Saved data entries:

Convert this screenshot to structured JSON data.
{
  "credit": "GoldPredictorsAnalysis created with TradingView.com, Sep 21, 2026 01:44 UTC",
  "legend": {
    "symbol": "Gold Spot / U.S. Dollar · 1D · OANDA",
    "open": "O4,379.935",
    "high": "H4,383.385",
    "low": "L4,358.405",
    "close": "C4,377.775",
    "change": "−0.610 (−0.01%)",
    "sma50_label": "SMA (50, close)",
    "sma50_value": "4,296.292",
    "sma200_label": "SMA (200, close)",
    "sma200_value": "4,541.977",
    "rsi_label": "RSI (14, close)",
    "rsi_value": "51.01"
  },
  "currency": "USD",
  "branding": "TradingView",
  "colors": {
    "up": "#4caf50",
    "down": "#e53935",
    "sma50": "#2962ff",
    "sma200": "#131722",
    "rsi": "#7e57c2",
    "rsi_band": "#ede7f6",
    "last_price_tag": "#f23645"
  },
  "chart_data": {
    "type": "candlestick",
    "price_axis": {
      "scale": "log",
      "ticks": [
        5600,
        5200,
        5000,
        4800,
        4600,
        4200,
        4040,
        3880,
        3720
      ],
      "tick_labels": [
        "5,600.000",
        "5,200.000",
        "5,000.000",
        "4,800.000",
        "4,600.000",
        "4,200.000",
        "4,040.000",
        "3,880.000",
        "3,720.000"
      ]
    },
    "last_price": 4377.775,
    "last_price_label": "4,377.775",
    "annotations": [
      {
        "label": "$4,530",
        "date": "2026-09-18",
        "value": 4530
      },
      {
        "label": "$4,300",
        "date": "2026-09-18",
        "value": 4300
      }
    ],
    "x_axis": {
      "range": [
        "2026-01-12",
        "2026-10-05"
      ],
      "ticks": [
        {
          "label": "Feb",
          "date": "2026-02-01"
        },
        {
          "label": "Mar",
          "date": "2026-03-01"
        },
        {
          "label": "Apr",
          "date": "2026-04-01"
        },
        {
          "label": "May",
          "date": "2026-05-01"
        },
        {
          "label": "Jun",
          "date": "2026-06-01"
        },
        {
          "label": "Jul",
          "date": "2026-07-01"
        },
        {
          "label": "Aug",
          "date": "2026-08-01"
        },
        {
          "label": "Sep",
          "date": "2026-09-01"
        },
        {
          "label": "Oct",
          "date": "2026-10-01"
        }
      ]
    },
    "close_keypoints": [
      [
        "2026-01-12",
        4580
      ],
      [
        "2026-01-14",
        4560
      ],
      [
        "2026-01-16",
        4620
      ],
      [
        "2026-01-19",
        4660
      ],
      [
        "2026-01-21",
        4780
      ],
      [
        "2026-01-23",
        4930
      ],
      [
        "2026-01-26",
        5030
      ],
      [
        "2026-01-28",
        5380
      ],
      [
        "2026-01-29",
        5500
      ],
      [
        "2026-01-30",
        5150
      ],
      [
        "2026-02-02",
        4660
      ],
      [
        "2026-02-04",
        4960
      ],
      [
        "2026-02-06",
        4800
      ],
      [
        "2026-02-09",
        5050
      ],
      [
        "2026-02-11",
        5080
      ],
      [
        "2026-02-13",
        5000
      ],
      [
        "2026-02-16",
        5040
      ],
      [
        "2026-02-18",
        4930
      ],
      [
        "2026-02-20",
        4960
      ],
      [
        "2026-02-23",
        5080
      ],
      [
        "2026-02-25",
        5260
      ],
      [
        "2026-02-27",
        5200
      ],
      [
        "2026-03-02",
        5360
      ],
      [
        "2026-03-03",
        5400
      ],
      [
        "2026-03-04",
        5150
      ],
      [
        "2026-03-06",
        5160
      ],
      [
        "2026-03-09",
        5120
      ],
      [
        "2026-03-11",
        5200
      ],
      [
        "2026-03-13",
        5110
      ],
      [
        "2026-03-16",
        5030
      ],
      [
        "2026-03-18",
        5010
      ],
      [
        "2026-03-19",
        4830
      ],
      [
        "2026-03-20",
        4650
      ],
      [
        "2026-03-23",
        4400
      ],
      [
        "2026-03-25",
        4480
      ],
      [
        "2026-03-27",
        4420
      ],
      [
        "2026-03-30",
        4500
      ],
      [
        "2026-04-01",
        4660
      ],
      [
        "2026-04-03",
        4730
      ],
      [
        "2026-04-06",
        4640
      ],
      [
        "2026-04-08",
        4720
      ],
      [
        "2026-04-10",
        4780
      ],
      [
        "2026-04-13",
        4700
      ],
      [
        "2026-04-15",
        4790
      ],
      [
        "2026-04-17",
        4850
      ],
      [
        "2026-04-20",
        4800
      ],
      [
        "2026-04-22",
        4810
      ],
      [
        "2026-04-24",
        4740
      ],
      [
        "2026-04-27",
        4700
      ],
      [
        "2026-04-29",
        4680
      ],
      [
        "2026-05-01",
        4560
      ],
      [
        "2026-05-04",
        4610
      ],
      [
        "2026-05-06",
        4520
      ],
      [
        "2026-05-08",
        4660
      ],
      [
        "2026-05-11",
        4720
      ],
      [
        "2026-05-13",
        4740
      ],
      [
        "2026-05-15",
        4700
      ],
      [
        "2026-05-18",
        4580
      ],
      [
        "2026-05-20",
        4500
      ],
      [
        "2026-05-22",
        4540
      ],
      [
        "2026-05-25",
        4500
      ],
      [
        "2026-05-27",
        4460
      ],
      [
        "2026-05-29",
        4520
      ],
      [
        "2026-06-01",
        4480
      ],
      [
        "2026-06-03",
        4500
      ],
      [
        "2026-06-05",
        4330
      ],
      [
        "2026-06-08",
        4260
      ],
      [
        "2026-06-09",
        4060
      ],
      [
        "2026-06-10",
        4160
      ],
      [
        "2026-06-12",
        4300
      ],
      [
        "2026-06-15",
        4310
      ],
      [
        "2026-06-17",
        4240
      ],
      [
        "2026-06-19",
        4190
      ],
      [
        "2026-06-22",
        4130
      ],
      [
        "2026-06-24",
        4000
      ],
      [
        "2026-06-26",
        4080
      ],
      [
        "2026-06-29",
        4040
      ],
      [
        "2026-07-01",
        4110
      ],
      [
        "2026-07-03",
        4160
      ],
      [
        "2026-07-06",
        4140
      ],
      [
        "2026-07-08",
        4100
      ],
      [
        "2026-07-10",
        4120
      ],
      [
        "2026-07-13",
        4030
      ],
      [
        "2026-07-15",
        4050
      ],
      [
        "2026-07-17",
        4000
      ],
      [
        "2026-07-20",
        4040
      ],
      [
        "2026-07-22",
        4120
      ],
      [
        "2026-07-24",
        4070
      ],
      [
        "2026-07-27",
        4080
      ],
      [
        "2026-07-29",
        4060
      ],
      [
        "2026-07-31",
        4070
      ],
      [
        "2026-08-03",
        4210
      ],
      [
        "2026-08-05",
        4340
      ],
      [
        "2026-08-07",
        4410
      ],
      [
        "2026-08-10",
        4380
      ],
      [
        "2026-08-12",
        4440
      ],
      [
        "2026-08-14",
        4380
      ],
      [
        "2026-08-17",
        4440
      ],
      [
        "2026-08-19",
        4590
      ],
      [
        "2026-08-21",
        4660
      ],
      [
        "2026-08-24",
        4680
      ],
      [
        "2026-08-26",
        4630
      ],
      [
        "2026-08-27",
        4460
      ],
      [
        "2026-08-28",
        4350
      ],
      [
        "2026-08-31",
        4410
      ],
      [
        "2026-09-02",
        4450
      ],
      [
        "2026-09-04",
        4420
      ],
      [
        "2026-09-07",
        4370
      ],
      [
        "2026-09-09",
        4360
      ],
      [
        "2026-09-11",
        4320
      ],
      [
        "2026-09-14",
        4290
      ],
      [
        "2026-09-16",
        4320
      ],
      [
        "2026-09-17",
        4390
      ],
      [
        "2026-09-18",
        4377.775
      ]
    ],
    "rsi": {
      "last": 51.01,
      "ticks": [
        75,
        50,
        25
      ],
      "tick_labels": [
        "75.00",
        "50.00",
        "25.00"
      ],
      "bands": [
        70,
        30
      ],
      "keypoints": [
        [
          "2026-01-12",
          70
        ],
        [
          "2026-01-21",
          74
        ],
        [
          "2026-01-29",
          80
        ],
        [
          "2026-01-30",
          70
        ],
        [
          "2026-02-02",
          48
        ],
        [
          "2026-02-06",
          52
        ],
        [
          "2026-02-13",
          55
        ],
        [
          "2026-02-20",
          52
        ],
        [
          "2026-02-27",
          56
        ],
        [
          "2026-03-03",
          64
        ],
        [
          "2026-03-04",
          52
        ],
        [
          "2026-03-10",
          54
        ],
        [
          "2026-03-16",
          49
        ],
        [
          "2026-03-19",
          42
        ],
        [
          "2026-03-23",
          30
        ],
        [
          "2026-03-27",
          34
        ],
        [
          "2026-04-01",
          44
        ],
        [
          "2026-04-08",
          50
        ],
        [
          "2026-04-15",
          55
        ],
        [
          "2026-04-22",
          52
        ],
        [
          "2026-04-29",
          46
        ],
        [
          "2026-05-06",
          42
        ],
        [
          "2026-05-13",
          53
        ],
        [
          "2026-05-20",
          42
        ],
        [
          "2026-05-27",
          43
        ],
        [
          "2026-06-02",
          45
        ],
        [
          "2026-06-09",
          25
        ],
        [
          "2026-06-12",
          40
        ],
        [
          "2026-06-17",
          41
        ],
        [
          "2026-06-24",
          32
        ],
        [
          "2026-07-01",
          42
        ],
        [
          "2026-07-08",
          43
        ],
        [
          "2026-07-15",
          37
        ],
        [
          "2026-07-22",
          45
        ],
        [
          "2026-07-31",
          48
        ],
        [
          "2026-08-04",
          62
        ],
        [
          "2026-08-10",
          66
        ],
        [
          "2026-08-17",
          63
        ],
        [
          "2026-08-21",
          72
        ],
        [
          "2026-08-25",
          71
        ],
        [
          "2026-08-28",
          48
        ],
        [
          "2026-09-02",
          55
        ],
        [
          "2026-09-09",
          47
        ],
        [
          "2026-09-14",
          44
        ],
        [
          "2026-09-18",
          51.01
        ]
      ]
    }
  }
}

Given problem — Give the count of lines holding the word "date", with no other words.

Task result — 11